Start Supplied data

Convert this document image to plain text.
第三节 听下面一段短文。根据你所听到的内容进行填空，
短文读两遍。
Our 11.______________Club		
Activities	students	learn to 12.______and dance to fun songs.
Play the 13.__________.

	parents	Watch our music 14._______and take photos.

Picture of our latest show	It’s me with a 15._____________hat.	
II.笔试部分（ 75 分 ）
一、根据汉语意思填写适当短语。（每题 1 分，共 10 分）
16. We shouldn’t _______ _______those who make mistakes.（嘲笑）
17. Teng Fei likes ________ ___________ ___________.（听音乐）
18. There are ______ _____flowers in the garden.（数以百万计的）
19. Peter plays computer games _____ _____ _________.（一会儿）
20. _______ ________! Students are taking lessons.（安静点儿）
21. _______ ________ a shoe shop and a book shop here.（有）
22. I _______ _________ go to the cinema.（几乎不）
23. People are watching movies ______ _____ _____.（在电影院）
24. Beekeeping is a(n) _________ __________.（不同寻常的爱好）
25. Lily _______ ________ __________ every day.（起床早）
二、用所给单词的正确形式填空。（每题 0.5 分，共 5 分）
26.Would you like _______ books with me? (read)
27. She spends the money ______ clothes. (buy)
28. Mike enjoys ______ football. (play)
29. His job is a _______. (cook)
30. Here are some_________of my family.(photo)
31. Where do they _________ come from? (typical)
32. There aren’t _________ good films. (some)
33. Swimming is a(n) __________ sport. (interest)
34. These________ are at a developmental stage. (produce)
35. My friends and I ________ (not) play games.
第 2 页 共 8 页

End Supplied data

## Given instruction:
Pull out all lines containing the word "with" from the entries above.

## Exercise output:
Picture of our latest show	It’s me with a 15._____________hat.	
26.Would you like _______ books with me? (read)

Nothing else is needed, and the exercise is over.